- The request
Every line below should be repeated exactly.

****

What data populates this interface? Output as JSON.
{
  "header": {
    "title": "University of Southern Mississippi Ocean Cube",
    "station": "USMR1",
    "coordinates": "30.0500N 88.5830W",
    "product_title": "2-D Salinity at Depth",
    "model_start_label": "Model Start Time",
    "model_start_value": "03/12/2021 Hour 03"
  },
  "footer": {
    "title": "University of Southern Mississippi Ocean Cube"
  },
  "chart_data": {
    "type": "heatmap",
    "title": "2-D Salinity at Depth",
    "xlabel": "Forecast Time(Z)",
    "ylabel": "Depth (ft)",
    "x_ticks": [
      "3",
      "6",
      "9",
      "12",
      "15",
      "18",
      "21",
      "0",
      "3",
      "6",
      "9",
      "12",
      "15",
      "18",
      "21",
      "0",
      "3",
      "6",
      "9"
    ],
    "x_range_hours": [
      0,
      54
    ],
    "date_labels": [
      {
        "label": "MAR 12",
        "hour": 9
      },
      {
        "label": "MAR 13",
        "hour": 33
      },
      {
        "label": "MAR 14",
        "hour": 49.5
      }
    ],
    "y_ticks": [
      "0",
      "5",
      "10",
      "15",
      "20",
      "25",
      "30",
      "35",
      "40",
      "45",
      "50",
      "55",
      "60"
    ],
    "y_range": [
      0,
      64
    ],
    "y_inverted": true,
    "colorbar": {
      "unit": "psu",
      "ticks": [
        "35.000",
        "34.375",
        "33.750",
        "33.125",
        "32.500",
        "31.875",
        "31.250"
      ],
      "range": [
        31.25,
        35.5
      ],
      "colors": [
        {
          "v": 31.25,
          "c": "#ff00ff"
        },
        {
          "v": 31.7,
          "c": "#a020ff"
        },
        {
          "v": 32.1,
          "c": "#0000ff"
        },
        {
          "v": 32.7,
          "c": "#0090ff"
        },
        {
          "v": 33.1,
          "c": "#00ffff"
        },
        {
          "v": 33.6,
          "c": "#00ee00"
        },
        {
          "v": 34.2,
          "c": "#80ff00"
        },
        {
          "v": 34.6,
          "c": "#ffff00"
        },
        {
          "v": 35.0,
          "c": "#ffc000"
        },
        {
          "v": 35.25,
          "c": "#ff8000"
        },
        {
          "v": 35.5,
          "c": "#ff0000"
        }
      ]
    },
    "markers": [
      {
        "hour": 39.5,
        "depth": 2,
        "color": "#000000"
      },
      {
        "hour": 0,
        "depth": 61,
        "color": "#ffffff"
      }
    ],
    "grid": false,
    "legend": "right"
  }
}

****

- Expected answer
What data populates this interface? Output as JSON.
{
  "header": {
    "title": "University of Southern Mississippi Ocean Cube",
    "station": "USMR1",
    "coordinates": "30.0500N 88.5830W",
    "product_title": "2-D Salinity at Depth",
    "model_start_label": "Model Start Time",
    "model_start_value": "03/12/2021 Hour 03"
  },
  "footer": {
    "title": "University of Southern Mississippi Ocean Cube"
  },
  "chart_data": {
    "type": "heatmap",
    "title": "2-D Salinity at Depth",
    "xlabel": "Forecast Time(Z)",
    "ylabel": "Depth (ft)",
    "x_ticks": [
      "3",
      "6",
      "9",
      "12",
      "15",
      "18",
      "21",
      "0",
      "3",
      "6",
      "9",
      "12",
      "15",
      "18",
      "21",
      "0",
      "3",
      "6",
      "9"
    ],
    "x_range_hours": [
      0,
      54
    ],
    "date_labels": [
      {
        "label": "MAR 12",
        "hour": 9
      },
      {
        "label": "MAR 13",
        "hour": 33
      },
      {
        "label": "MAR 14",
        "hour": 49.5
      }
    ],
    "y_ticks": [
      "0",
      "5",
      "10",
      "15",
      "20",
      "25",
      "30",
      "35",
      "40",
      "45",
      "50",
      "55",
      "60"
    ],
    "y_range": [
      0,
      64
    ],
    "y_inverted": true,
    "colorbar": {
      "unit": "psu",
      "ticks": [
        "35.000",
        "34.375",
        "33.750",
        "33.125",
        "32.500",
        "31.875",
        "31.250"
      ],
      "range": [
        31.25,
        35.5
      ],
      "colors": [
        {
          "v": 31.25,
          "c": "#ff00ff"
        },
        {
          "v": 31.7,
          "c": "#a020ff"
        },
        {
          "v": 32.1,
          "c": "#0000ff"
        },
        {
          "v": 32.7,
          "c": "#0090ff"
        },
        {
          "v": 33.1,
          "c": "#00ffff"
        },
        {
          "v": 33.6,
          "c": "#00ee00"
        },
        {
          "v": 34.2,
          "c": "#80ff00"
        },
        {
          "v": 34.6,
          "c": "#ffff00"
        },
        {
          "v": 35.0,
          "c": "#ffc000"
        },
        {
          "v": 35.25,
          "c": "#ff8000"
        },
        {
          "v": 35.5,
          "c": "#ff0000"
        }
      ]
    },
    "markers": [
      {
        "hour": 39.5,
        "depth": 2,
        "color": "#000000"
      },
      {
        "hour": 0,
        "depth": 61,
        "color": "#ffffff"
      }
    ],
    "grid": false,
    "legend": "right"
  }
}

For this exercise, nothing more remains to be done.